** Start of Data to process **

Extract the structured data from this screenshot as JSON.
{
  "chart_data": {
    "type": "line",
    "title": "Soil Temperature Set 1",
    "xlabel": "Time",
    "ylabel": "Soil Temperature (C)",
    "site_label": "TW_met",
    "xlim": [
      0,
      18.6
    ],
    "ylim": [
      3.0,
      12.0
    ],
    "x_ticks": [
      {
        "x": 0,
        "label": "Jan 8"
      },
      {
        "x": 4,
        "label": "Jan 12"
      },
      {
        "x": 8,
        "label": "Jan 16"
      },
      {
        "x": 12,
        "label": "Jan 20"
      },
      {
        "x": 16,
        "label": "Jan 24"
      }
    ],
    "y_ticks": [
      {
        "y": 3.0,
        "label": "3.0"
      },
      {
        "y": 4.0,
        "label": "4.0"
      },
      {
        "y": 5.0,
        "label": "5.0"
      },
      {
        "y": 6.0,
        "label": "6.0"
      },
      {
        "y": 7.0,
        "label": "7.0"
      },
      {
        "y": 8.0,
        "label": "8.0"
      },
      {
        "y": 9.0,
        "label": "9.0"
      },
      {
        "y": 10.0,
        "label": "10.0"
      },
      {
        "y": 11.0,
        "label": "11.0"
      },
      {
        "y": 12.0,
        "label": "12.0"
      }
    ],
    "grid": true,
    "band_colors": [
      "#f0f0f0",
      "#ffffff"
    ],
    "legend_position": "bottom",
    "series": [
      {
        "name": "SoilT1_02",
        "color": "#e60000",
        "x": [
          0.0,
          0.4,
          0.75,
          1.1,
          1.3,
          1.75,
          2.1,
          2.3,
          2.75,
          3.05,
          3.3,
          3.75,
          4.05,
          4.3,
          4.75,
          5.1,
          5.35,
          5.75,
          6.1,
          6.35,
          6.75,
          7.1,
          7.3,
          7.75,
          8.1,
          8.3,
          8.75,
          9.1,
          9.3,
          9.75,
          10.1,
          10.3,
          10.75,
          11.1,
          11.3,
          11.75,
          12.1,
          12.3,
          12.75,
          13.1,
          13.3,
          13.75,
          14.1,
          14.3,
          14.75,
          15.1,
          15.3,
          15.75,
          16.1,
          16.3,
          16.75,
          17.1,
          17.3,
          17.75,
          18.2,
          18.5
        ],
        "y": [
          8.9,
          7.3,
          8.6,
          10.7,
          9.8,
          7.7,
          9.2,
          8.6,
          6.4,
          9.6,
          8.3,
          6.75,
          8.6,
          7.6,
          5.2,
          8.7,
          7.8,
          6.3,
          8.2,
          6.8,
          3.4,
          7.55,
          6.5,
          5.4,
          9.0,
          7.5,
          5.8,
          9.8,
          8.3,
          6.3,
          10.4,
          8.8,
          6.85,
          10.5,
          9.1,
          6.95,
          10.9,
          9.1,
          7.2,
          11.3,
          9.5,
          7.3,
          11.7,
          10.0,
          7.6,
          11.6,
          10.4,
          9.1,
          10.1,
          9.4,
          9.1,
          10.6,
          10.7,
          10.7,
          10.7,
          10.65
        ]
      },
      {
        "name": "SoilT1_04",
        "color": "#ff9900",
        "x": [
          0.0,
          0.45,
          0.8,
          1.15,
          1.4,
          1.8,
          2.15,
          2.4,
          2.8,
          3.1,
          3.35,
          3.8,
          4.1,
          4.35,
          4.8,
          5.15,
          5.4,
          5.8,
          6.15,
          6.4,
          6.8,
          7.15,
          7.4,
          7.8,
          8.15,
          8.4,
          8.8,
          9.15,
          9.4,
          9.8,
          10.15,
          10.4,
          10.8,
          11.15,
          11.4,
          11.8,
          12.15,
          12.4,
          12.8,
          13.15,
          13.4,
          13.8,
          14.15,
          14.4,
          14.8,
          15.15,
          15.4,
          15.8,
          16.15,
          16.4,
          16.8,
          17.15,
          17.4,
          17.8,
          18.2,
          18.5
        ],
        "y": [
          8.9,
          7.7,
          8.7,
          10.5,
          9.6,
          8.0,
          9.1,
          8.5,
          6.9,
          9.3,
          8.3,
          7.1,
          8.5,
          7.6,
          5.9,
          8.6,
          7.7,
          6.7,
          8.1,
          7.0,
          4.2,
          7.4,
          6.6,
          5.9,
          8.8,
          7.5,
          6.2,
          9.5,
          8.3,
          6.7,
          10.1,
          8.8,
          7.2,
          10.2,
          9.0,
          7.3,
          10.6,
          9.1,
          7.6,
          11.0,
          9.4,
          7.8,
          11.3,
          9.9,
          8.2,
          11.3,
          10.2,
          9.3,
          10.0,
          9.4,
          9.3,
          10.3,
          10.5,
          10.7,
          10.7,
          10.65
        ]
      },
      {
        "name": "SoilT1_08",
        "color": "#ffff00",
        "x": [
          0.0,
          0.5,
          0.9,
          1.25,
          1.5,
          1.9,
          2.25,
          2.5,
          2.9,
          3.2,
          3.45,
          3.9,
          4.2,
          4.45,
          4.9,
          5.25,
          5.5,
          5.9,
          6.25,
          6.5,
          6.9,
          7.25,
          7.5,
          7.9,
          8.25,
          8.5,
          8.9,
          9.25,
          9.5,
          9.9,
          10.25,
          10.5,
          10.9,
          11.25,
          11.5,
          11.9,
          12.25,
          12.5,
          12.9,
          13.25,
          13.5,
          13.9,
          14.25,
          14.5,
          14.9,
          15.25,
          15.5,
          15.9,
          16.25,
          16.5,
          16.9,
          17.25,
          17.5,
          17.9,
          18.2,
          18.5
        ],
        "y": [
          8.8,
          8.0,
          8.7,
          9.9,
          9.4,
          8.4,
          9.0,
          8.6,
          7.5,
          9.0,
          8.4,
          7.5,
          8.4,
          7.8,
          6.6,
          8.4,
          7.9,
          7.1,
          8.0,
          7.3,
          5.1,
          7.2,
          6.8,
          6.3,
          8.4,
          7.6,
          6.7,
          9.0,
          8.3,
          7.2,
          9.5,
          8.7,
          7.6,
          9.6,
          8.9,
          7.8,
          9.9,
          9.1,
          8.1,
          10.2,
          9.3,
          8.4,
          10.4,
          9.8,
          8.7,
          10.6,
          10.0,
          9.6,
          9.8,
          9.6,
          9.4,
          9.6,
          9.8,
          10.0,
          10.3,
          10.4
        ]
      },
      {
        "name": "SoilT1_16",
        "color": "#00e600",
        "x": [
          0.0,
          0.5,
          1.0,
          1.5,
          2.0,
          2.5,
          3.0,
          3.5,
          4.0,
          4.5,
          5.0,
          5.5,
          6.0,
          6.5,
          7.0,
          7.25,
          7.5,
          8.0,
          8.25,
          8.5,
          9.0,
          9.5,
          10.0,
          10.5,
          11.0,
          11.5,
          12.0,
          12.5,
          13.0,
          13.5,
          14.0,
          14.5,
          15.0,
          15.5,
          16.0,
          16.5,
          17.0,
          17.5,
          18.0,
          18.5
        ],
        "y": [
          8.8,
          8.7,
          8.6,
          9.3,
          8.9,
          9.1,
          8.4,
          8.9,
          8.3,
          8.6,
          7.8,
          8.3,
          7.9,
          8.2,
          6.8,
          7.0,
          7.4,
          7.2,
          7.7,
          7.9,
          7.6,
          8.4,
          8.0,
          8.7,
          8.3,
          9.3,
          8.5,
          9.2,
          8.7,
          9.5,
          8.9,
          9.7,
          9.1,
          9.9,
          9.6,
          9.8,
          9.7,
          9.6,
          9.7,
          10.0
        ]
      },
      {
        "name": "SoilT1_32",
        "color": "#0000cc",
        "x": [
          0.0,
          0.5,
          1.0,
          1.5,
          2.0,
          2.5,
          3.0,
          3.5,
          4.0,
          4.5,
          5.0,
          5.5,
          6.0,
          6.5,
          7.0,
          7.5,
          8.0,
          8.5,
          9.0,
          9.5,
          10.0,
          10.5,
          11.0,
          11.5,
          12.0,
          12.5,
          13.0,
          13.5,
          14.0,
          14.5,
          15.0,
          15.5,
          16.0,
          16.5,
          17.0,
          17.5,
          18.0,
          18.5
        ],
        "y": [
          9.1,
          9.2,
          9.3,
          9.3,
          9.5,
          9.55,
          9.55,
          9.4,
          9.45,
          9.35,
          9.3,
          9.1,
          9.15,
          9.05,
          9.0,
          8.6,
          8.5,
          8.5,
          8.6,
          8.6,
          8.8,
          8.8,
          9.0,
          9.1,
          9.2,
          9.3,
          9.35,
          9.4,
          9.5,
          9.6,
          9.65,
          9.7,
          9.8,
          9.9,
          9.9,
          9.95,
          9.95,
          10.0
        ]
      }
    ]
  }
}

** End of Data to process **

• [Exercise requirements]:
Scan the material and collect every line that contains "Temperature".

• [Result]:
    "title": "Soil Temperature Set 1",
    "ylabel": "Soil Temperature (C)",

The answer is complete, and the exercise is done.